[start Supplied material]

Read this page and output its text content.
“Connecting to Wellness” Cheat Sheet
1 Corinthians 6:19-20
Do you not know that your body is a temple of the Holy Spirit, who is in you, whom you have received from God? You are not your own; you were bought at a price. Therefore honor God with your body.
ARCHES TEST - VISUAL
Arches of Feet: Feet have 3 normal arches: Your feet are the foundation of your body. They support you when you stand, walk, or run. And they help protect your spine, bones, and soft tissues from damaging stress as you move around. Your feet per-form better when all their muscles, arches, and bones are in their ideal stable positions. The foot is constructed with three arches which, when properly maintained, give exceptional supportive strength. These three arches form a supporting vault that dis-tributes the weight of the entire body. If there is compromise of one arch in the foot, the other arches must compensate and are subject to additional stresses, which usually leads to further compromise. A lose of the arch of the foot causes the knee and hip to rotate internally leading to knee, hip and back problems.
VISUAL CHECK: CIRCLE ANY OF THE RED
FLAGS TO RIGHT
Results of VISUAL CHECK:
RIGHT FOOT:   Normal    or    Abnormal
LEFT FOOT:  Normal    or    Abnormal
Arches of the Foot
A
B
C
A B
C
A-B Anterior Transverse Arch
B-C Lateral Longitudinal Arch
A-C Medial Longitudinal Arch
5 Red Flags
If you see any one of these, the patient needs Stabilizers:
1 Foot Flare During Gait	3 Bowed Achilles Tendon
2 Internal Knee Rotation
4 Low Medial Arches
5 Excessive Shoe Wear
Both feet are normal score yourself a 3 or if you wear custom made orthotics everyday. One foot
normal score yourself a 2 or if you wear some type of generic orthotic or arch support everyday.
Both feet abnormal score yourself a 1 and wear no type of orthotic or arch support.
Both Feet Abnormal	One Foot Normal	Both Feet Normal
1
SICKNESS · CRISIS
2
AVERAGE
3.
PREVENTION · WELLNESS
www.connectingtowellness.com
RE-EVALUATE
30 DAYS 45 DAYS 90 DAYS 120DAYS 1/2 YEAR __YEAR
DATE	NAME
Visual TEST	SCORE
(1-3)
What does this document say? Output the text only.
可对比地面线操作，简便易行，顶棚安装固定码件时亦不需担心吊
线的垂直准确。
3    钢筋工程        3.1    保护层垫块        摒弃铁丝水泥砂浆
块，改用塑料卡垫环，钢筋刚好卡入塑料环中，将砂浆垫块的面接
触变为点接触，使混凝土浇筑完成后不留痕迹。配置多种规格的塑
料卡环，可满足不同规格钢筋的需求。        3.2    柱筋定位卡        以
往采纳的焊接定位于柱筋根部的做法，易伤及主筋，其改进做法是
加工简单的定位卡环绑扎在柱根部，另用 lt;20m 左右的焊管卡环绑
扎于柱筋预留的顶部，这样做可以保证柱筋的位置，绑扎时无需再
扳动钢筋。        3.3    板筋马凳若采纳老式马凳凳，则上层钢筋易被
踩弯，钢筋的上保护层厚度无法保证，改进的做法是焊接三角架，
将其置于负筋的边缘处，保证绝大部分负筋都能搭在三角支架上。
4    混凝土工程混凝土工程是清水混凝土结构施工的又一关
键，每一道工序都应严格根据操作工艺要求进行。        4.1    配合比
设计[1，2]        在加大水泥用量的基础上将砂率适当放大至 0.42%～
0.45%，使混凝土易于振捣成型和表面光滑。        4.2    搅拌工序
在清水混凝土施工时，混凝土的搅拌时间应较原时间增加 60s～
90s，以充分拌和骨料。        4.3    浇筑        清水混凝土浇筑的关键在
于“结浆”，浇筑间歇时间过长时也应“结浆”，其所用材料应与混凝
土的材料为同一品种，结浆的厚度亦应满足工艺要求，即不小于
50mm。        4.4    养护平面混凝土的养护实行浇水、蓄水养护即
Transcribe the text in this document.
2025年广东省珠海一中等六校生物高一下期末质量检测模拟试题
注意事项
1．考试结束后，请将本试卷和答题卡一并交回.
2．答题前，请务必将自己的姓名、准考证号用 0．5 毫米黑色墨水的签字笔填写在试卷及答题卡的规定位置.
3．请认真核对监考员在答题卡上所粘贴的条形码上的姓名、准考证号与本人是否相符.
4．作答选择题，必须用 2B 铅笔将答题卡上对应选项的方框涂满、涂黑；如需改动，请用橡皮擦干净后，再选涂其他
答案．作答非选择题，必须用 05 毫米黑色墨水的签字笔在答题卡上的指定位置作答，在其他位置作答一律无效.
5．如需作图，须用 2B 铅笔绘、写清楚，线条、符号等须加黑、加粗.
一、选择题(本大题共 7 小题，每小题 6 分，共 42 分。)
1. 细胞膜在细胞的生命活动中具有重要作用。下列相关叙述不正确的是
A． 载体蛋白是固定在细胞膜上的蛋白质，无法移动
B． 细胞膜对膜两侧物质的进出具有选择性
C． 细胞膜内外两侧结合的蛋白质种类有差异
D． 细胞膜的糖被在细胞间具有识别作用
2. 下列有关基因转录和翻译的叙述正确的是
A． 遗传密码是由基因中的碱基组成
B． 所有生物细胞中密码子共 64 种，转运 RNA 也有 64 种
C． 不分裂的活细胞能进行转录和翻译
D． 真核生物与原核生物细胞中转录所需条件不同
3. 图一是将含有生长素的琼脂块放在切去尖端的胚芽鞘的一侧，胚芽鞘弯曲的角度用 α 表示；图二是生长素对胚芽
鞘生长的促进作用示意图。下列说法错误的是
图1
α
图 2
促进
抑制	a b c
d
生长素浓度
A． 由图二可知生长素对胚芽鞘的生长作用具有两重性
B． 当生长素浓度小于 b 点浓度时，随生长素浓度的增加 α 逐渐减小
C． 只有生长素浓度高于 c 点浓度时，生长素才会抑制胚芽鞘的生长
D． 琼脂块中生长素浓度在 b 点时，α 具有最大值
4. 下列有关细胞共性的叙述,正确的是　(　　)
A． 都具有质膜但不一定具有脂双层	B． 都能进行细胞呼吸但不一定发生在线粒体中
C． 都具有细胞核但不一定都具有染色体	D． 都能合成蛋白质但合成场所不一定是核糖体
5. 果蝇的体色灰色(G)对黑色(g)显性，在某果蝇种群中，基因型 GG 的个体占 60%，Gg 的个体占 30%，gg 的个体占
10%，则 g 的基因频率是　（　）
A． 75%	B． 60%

[end Supplied material]

• Set problem
Reproduce the full set of records precisely.

• Written solution
Read this page and output its text content.
“Connecting to Wellness” Cheat Sheet
1 Corinthians 6:19-20
Do you not know that your body is a temple of the Holy Spirit, who is in you, whom you have received from God? You are not your own; you were bought at a price. Therefore honor God with your body.
ARCHES TEST - VISUAL
Arches of Feet: Feet have 3 normal arches: Your feet are the foundation of your body. They support you when you stand, walk, or run. And they help protect your spine, bones, and soft tissues from damaging stress as you move around. Your feet per-form better when all their muscles, arches, and bones are in their ideal stable positions. The foot is constructed with three arches which, when properly maintained, give exceptional supportive strength. These three arches form a supporting vault that dis-tributes the weight of the entire body. If there is compromise of one arch in the foot, the other arches must compensate and are subject to additional stresses, which usually leads to further compromise. A lose of the arch of the foot causes the knee and hip to rotate internally leading to knee, hip and back problems.
VISUAL CHECK: CIRCLE ANY OF THE RED
FLAGS TO RIGHT
Results of VISUAL CHECK:
RIGHT FOOT:   Normal    or    Abnormal
LEFT FOOT:  Normal    or    Abnormal
Arches of the Foot
A
B
C
A B
C
A-B Anterior Transverse Arch
B-C Lateral Longitudinal Arch
A-C Medial Longitudinal Arch
5 Red Flags
If you see any one of these, the patient needs Stabilizers:
1 Foot Flare During Gait	3 Bowed Achilles Tendon
2 Internal Knee Rotation
4 Low Medial Arches
5 Excessive Shoe Wear
Both feet are normal score yourself a 3 or if you wear custom made orthotics everyday. One foot
normal score yourself a 2 or if you wear some type of generic orthotic or arch support everyday.
Both feet abnormal score yourself a 1 and wear no type of orthotic or arch support.
Both Feet Abnormal	One Foot Normal	Both Feet Normal
1
SICKNESS · CRISIS
2
AVERAGE
3.
PREVENTION · WELLNESS
www.connectingtowellness.com
RE-EVALUATE
30 DAYS 45 DAYS 90 DAYS 120DAYS 1/2 YEAR __YEAR
DATE	NAME
Visual TEST	SCORE
(1-3)
What does this document say? Output the text only.
可对比地面线操作，简便易行，顶棚安装固定码件时亦不需担心吊
线的垂直准确。
3    钢筋工程        3.1    保护层垫块        摒弃铁丝水泥砂浆
块，改用塑料卡垫环，钢筋刚好卡入塑料环中，将砂浆垫块的面接
触变为点接触，使混凝土浇筑完成后不留痕迹。配置多种规格的塑
料卡环，可满足不同规格钢筋的需求。        3.2    柱筋定位卡        以
往采纳的焊接定位于柱筋根部的做法，易伤及主筋，其改进做法是
加工简单的定位卡环绑扎在柱根部，另用 lt;20m 左右的焊管卡环绑
扎于柱筋预留的顶部，这样做可以保证柱筋的位置，绑扎时无需再
扳动钢筋。        3.3    板筋马凳若采纳老式马凳凳，则上层钢筋易被
踩弯，钢筋的上保护层厚度无法保证，改进的做法是焊接三角架，
将其置于负筋的边缘处，保证绝大部分负筋都能搭在三角支架上。
4    混凝土工程混凝土工程是清水混凝土结构施工的又一关
键，每一道工序都应严格根据操作工艺要求进行。        4.1    配合比
设计[1，2]        在加大水泥用量的基础上将砂率适当放大至 0.42%～
0.45%，使混凝土易于振捣成型和表面光滑。        4.2    搅拌工序
在清水混凝土施工时，混凝土的搅拌时间应较原时间增加 60s～
90s，以充分拌和骨料。        4.3    浇筑        清水混凝土浇筑的关键在
于“结浆”，浇筑间歇时间过长时也应“结浆”，其所用材料应与混凝
土的材料为同一品种，结浆的厚度亦应满足工艺要求，即不小于
50mm。        4.4    养护平面混凝土的养护实行浇水、蓄水养护即
Transcribe the text in this document.
2025年广东省珠海一中等六校生物高一下期末质量检测模拟试题
注意事项
1．考试结束后，请将本试卷和答题卡一并交回.
2．答题前，请务必将自己的姓名、准考证号用 0．5 毫米黑色墨水的签字笔填写在试卷及答题卡的规定位置.
3．请认真核对监考员在答题卡上所粘贴的条形码上的姓名、准考证号与本人是否相符.
4．作答选择题，必须用 2B 铅笔将答题卡上对应选项的方框涂满、涂黑；如需改动，请用橡皮擦干净后，再选涂其他
答案．作答非选择题，必须用 05 毫米黑色墨水的签字笔在答题卡上的指定位置作答，在其他位置作答一律无效.
5．如需作图，须用 2B 铅笔绘、写清楚，线条、符号等须加黑、加粗.
一、选择题(本大题共 7 小题，每小题 6 分，共 42 分。)
1. 细胞膜在细胞的生命活动中具有重要作用。下列相关叙述不正确的是
A． 载体蛋白是固定在细胞膜上的蛋白质，无法移动
B． 细胞膜对膜两侧物质的进出具有选择性
C． 细胞膜内外两侧结合的蛋白质种类有差异
D． 细胞膜的糖被在细胞间具有识别作用
2. 下列有关基因转录和翻译的叙述正确的是
A． 遗传密码是由基因中的碱基组成
B． 所有生物细胞中密码子共 64 种，转运 RNA 也有 64 种
C． 不分裂的活细胞能进行转录和翻译
D． 真核生物与原核生物细胞中转录所需条件不同
3. 图一是将含有生长素的琼脂块放在切去尖端的胚芽鞘的一侧，胚芽鞘弯曲的角度用 α 表示；图二是生长素对胚芽
鞘生长的促进作用示意图。下列说法错误的是
图1
α
图 2
促进
抑制	a b c
d
生长素浓度
A． 由图二可知生长素对胚芽鞘的生长作用具有两重性
B． 当生长素浓度小于 b 点浓度时，随生长素浓度的增加 α 逐渐减小
C． 只有生长素浓度高于 c 点浓度时，生长素才会抑制胚芽鞘的生长
D． 琼脂块中生长素浓度在 b 点时，α 具有最大值
4. 下列有关细胞共性的叙述,正确的是　(　　)
A． 都具有质膜但不一定具有脂双层	B． 都能进行细胞呼吸但不一定发生在线粒体中
C． 都具有细胞核但不一定都具有染色体	D． 都能合成蛋白质但合成场所不一定是核糖体
5. 果蝇的体色灰色(G)对黑色(g)显性，在某果蝇种群中，基因型 GG 的个体占 60%，Gg 的个体占 30%，gg 的个体占
10%，则 g 的基因频率是　（　）
A． 75%	B． 60%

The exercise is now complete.